# Description of the task:
Search the material below for the word "Permian". Copy every line that has it.

Dataset records
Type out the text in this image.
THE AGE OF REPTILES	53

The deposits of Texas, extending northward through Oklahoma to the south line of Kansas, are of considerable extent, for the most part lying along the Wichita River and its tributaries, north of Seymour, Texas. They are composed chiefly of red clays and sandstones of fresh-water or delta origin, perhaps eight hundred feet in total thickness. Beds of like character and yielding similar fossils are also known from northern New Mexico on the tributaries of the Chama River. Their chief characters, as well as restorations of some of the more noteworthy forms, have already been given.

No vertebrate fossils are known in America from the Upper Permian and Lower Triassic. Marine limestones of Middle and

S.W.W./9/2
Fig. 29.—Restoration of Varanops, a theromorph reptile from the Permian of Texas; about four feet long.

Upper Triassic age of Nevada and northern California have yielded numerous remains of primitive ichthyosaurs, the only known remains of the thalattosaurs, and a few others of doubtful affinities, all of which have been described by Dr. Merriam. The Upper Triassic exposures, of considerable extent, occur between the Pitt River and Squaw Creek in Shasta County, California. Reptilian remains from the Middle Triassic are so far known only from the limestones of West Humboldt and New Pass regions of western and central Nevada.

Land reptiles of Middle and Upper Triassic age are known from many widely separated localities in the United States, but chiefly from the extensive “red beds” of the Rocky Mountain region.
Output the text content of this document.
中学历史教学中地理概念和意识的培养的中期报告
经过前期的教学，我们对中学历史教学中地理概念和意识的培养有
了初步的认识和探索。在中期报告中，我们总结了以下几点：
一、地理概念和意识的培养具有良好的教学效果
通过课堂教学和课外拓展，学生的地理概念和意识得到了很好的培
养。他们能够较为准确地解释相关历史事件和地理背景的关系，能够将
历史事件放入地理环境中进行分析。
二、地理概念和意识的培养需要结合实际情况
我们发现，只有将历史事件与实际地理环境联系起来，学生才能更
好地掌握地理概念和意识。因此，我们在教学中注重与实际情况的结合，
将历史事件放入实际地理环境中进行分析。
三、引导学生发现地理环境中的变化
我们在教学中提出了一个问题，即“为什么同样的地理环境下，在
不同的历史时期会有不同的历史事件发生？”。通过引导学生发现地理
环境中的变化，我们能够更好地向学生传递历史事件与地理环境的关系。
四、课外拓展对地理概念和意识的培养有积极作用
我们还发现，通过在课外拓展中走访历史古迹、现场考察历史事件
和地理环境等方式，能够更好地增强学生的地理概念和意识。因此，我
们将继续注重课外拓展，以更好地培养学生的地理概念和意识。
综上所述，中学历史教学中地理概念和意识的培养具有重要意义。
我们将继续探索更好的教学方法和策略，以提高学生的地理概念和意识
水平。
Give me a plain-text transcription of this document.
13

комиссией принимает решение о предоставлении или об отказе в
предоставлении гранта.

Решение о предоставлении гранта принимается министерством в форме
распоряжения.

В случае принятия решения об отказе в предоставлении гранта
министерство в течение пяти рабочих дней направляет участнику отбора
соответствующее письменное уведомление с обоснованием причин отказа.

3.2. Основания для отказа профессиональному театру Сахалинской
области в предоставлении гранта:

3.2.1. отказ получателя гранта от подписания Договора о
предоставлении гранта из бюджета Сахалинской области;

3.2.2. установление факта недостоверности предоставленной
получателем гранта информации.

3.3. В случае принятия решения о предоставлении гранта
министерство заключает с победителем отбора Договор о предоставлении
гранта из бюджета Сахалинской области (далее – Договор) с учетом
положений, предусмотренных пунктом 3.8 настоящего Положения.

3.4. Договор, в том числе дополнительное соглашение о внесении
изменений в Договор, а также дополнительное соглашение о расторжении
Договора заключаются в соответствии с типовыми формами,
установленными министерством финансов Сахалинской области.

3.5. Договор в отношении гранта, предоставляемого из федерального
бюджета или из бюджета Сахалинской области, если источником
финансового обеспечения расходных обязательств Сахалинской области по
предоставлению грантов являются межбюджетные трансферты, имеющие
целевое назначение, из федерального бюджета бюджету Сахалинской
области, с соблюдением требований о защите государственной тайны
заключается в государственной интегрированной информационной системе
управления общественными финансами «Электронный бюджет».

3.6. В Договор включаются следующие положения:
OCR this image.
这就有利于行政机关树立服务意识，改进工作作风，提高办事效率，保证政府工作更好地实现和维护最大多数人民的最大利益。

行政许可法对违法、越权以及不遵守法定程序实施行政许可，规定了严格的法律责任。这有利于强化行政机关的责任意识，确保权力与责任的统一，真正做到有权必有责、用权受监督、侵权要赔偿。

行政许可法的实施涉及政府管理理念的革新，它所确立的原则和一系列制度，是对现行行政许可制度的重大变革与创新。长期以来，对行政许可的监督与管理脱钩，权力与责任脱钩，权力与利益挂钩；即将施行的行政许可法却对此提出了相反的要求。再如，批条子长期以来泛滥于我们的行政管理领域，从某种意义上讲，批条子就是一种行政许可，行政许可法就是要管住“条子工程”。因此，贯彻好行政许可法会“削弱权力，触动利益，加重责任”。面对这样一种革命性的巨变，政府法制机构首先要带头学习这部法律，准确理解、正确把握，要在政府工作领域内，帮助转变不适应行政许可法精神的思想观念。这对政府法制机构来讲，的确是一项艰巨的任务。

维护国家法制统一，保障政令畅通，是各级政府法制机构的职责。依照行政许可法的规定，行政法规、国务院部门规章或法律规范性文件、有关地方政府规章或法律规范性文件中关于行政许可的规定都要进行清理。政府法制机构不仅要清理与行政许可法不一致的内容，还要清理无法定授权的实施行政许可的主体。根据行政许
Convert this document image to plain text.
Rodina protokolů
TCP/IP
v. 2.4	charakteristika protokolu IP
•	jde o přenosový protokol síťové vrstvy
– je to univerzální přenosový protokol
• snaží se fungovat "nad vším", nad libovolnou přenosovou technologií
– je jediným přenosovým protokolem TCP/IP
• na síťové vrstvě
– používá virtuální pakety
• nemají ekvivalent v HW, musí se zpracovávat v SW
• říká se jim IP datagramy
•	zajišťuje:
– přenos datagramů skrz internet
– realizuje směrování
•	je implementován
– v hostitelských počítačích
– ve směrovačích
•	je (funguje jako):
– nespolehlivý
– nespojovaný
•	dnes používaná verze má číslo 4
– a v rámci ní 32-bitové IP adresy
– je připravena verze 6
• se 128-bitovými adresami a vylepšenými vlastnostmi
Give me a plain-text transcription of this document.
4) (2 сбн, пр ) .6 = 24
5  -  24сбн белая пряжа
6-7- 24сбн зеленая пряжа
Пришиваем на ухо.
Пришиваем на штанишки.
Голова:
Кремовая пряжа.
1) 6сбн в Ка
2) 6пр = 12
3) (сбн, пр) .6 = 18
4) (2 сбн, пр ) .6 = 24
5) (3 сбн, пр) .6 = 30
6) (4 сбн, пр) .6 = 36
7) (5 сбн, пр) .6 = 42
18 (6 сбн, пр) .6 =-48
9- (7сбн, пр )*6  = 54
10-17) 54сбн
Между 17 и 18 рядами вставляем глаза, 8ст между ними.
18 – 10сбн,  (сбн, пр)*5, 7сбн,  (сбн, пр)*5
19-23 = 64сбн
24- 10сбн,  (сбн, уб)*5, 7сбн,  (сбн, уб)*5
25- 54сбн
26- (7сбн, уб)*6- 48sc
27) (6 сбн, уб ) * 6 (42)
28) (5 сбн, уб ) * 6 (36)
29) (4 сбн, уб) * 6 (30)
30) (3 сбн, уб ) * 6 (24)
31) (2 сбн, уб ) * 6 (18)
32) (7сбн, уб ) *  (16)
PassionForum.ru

# Full solution:
No vertebrate fossils are known in America from the Upper Permian and Lower Triassic. Marine limestones of Middle and
Fig. 29.—Restoration of Varanops, a theromorph reptile from the Permian of Texas; about four feet long.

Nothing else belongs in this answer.